§ STATED EXERCISE:
From the listing below, extract each line containing the string "this".

§ SOURCE RECORDS:
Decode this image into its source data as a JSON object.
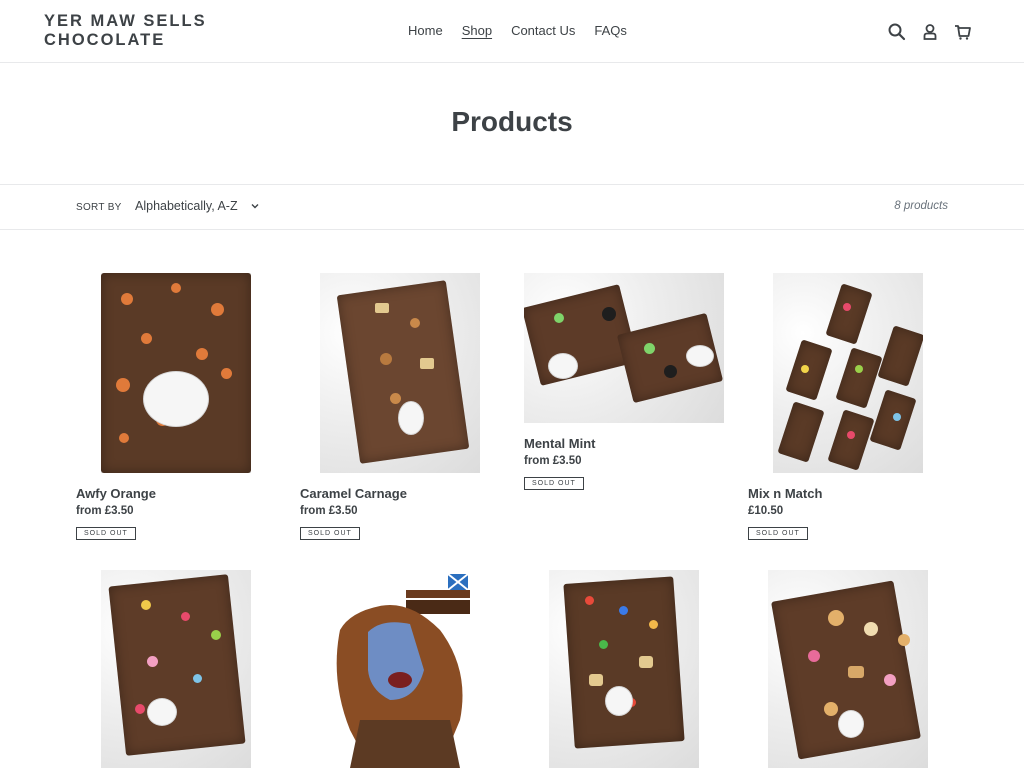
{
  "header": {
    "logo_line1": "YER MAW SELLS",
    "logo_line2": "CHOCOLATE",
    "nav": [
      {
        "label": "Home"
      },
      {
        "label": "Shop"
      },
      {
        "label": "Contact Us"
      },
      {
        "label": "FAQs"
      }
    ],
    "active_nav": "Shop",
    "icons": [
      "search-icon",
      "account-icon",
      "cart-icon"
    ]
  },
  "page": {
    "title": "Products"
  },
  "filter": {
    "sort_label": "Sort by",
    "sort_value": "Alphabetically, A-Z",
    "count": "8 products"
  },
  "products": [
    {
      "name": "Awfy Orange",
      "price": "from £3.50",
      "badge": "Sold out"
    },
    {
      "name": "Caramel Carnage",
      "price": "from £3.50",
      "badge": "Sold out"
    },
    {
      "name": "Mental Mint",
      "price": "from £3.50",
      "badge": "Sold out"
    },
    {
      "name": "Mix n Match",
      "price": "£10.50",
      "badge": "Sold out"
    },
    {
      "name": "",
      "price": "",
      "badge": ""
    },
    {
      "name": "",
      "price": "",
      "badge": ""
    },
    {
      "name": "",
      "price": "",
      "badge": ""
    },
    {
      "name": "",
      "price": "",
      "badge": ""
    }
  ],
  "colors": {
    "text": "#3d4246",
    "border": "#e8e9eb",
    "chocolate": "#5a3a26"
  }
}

==

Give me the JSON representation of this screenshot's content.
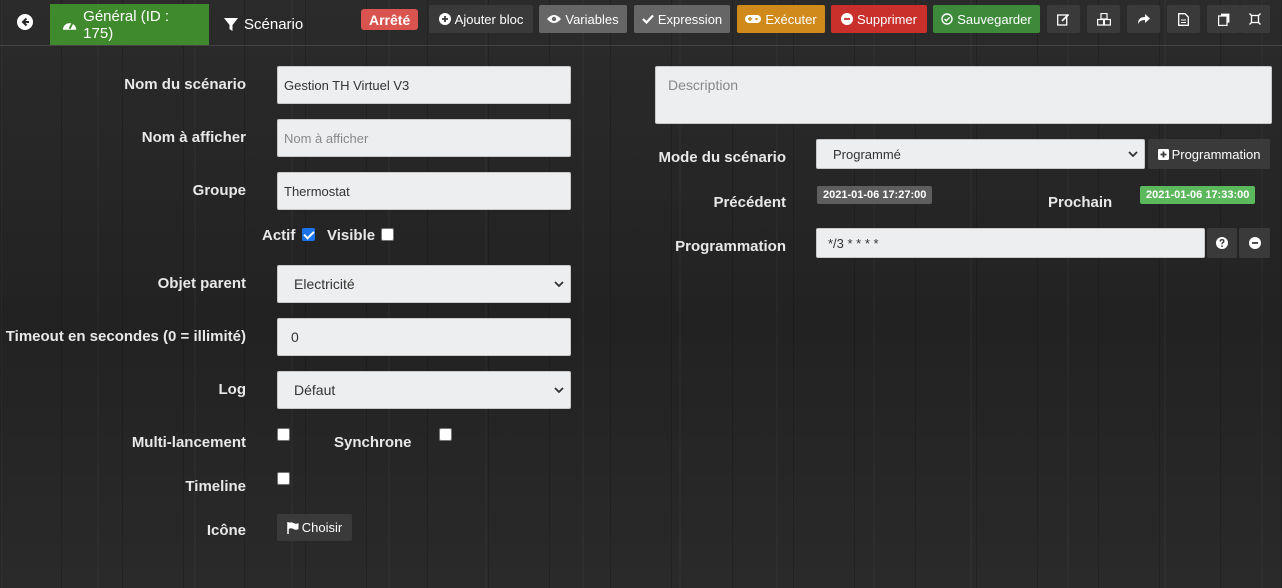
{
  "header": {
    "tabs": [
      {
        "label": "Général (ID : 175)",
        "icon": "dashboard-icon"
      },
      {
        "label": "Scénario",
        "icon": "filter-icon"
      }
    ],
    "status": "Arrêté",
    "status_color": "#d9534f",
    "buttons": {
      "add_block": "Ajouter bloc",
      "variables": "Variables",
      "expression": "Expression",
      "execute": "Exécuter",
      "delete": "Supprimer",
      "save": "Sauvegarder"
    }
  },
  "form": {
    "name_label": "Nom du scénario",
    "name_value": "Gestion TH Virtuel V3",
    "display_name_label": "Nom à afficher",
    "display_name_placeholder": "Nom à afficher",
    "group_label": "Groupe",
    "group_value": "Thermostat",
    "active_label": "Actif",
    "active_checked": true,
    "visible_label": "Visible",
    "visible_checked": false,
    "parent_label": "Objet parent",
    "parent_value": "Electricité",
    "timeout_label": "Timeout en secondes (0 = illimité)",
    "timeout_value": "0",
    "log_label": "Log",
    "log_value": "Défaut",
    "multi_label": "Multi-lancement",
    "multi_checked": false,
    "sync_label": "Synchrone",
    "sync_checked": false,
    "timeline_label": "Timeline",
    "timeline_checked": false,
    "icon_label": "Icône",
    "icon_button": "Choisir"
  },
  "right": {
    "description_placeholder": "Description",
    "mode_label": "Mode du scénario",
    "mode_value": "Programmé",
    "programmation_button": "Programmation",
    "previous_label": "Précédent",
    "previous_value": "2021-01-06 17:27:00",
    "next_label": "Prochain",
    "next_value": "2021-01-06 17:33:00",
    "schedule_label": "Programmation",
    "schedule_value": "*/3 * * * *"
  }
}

---

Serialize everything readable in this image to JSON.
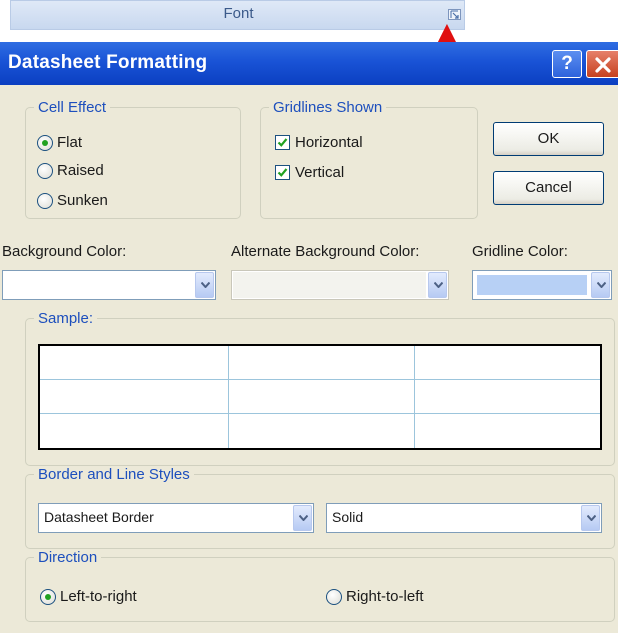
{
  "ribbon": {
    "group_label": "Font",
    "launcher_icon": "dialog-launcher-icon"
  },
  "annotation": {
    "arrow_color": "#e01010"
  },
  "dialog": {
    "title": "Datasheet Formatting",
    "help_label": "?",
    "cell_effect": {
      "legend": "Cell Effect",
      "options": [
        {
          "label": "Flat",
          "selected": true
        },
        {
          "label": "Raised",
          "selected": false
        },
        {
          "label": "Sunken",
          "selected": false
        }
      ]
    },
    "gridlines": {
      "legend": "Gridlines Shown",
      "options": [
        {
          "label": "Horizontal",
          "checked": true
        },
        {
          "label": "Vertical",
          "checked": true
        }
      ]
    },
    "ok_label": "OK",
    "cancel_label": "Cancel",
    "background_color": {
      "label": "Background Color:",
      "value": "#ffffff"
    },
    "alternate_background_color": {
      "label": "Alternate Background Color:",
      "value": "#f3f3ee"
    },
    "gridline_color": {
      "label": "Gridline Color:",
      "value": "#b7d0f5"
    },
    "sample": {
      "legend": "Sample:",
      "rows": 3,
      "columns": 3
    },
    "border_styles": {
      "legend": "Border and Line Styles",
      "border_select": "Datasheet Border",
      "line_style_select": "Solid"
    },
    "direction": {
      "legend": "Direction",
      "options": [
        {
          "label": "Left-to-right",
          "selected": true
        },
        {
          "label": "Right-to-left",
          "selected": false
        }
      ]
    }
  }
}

§ FINAL ANSWER:
Decode this image into its source data as a JSON object.
Give me the JSON representation of this screenshot's content.
Serialize everything readable in this image to JSON.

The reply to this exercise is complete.